# I hit a deer with the GTO!!



## nitrorocket (Aug 25, 2008)

I was coming home from work and hit a deer on the highway. 

Also, if anyone has a line on parts, I need some!!! Lol... (I have cash), Lol.

If anyone has parts to help the cause let me know... This all was destroyed:

(1) PBM drivers fender 
(1) PBM drivers mirror
(1) Drivers headlight 
(1) PBM front bumper 
(1) PBM hood (04-06 doesnt matter) 
(1) set of grills 
(1) radiator cover 
(1) 2006 radiator


----------



## snide (Dec 28, 2004)

Major suckage. :-(


----------



## alsgto04 (Nov 21, 2007)

Thats really messed up.


----------



## bwiest (Nov 30, 2008)

That's awful.

Kinda Ironic that atleast my page the advertisement at the bottom is about supplementing deer.


----------



## Northface75 (Mar 30, 2009)

whew, I was really terrified when I scrolled down the pics it would be a classic gto..

dont get me wrong, this sucks, but it would suck so much more if it was, say, a 68!


----------



## TinMan (Mar 10, 2009)

I nailed my first deer last year... thought I'd never hit one... (would see it coming, and avoid it after 32 years of driving)... I had no chance... Just aimed in between 2 of them... Damage to my car was about the same (not a Goat)... Freaking sad Bro. Freaking sad....


----------



## Tri-Power (Jan 10, 2008)

damn! that sucks, but atleast the deer didn't end up in your lap. my dad hit one that came through the windshield, he was picking ticks off of himself all night. Good luck finding the parts, that's a nice car.


----------



## muscleT (Dec 20, 2006)

Insurance will not cover it? 

Try Ebay for the parts and look into the Australian Ebay as well.


----------



## GTO JUDGE (May 14, 2005)

Why wouldn't insurance cover it? It ought to.


----------



## drake0707 (Mar 25, 2009)

i cried a little..


----------



## Str8evl (Feb 13, 2008)

your comprehensive insurance should cover that no problem. i hit a deer with my old cobra a few years back. no questions asked fixed in a week.


----------



## vance_pounders (Dec 31, 2008)

I hit a deer a while back, it only knocked off my mirror. You're lucky it didn't go through the windshield. 
By the way nice corvette rims.


----------



## nitrorocket (Aug 25, 2008)

Insurance is covering it, I am doing the repair myslef...

Thanks guys...


----------



## Too Many Projects (Nov 15, 2008)

nitrorocket said:


> Insurance is covering it, I am doing the repair myslef...
> 
> Thanks guys...

> PROBLEMS AND TASKS
(1) Check each statement against the forum thread and answer yes or no, quoting the words that settle it.
(a) The person who hit the deer says insurance is paying for the damage.
(b) A passenger-side mirror is among the destroyed parts listed.
(c) One reply suggests searching the Australian Ebay for parts.
(2) Answer these questions from the forum thread:
(a) Where was the poster coming from when the deer was hit?
(b) What car did Str8evl hit a deer with?
(c) Whose windshield did a deer come through, according to Tri-Power?
The items after this point come from a separate source.

Excerpts from a layout annotation set
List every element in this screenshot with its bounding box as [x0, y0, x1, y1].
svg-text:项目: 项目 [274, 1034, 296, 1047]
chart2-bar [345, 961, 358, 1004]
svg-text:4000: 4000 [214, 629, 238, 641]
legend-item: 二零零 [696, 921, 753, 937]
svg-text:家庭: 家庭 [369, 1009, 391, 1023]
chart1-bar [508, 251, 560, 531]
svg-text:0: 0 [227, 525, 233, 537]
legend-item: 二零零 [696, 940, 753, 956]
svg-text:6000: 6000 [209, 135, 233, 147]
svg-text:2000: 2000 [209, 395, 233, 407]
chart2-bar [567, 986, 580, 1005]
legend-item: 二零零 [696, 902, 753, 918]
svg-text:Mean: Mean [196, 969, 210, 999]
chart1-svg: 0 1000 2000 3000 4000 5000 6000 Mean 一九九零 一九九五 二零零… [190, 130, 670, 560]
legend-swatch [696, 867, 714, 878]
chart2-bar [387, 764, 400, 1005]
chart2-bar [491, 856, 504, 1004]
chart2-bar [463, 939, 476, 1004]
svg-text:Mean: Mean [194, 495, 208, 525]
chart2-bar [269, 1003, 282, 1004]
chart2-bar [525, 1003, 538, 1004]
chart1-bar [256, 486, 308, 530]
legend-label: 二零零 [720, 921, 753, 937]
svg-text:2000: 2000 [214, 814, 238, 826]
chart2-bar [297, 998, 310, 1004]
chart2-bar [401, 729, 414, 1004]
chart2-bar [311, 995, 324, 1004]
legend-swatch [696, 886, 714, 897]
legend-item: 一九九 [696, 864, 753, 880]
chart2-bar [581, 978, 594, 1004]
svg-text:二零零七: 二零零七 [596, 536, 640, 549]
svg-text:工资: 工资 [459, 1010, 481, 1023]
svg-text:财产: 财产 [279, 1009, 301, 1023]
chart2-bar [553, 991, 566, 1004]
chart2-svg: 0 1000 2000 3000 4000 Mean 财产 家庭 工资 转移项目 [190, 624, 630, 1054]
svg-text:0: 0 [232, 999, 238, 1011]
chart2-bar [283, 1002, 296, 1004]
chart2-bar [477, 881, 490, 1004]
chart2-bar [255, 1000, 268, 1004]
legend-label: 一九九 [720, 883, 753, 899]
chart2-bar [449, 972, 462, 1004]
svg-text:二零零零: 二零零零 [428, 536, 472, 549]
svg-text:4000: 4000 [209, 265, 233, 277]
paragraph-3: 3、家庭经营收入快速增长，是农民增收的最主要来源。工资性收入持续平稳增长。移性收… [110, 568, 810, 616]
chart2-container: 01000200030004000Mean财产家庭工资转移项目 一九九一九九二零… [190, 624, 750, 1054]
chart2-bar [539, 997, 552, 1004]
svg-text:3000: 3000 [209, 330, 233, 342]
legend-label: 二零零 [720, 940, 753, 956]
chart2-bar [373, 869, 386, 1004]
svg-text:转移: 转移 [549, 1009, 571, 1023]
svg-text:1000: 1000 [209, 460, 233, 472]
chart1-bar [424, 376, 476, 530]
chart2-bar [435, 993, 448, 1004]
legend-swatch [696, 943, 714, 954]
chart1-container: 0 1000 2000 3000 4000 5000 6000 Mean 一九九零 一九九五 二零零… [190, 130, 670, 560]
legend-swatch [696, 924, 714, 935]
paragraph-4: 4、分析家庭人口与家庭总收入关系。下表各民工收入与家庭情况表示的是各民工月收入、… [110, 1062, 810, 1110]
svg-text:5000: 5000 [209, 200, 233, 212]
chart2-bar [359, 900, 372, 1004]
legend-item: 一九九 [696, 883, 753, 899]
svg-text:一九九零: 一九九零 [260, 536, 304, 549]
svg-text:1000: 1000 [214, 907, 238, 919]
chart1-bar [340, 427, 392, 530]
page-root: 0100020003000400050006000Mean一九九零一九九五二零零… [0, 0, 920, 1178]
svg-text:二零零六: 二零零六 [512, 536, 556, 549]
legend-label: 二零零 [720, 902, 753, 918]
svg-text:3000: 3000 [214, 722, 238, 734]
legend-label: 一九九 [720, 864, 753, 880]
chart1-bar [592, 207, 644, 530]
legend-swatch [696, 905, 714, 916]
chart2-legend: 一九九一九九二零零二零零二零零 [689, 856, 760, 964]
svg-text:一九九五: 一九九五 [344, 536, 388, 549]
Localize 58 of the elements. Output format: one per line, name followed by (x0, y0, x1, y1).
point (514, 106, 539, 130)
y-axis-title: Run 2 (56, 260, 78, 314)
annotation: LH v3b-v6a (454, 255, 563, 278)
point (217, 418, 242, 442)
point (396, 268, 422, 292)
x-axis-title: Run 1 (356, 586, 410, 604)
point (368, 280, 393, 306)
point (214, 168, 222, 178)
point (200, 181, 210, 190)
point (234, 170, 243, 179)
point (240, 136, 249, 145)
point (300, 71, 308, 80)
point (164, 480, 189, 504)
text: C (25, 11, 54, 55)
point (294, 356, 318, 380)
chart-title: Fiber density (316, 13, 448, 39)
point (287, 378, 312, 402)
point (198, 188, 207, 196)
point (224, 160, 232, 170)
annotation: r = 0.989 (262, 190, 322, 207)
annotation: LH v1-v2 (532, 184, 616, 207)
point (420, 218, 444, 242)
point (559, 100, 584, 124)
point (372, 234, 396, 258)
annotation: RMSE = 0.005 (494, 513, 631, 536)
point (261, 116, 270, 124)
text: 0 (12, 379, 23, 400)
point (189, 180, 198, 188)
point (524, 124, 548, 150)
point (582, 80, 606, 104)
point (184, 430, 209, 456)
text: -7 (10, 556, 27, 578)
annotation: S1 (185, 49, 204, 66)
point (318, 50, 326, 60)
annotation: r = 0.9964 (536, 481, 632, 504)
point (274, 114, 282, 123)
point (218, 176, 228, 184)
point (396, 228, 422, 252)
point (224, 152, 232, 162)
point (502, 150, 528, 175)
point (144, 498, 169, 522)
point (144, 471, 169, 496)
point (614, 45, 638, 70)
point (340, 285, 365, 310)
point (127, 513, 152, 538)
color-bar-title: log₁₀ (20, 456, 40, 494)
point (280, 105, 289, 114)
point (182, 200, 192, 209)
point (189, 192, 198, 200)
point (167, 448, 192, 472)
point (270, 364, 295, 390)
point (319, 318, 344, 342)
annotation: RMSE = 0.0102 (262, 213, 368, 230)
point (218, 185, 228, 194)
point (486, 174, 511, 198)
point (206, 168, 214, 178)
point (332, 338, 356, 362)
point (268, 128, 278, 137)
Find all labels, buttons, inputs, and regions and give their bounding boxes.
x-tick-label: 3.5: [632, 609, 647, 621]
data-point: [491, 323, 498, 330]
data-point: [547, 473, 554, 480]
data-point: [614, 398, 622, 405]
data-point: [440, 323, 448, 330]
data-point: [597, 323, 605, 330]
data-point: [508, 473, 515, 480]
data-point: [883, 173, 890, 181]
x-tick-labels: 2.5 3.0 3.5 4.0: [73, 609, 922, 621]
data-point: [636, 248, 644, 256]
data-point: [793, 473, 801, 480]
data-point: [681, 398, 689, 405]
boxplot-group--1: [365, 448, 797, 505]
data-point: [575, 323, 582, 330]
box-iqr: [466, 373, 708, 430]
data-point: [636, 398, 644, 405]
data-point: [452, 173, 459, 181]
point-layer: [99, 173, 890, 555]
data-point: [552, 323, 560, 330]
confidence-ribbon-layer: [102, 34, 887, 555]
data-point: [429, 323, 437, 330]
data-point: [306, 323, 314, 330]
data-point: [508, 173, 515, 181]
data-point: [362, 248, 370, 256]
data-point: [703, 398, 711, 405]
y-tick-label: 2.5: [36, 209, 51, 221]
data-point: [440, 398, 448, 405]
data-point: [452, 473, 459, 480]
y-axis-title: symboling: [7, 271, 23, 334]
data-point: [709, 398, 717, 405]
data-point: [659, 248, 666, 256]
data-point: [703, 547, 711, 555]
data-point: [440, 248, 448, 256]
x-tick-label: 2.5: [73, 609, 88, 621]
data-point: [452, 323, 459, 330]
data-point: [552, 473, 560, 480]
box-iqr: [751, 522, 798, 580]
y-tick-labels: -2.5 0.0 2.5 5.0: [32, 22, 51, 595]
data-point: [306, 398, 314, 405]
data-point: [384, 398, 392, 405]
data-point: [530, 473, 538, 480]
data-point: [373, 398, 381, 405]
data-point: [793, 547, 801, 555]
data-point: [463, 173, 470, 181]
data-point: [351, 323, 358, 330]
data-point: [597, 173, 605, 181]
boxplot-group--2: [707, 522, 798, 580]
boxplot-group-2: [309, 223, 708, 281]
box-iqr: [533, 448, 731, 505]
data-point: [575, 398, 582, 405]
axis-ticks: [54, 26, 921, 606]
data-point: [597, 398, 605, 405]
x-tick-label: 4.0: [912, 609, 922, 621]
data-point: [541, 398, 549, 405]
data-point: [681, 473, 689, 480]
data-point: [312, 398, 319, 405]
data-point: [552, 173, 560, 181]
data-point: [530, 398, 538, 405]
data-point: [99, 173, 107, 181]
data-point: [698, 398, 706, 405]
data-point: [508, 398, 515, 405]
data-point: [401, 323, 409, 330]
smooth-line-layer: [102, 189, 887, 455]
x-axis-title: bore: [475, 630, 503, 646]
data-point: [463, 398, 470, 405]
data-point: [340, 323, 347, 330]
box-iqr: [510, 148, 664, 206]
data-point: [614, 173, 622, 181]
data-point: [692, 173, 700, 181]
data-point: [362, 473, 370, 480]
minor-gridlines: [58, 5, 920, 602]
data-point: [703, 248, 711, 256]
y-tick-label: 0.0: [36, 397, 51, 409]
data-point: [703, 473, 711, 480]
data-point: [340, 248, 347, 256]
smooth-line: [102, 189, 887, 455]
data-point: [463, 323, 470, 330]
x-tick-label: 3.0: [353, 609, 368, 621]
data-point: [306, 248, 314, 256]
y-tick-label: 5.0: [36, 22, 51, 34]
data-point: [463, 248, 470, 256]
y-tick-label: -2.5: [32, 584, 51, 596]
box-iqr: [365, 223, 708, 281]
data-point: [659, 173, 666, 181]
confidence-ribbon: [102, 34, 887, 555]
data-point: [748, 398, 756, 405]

> SOLUTIONS TO THE EXERCISE
(1)
(a) Yes: "Insurance is covering it"
(b) No: "(1) PBM drivers mirror"
(c) Yes: "look into the Australian Ebay as well."

(2)
(a) Home from work.
(b) An old Cobra.
(c) Tri-Power's dad's.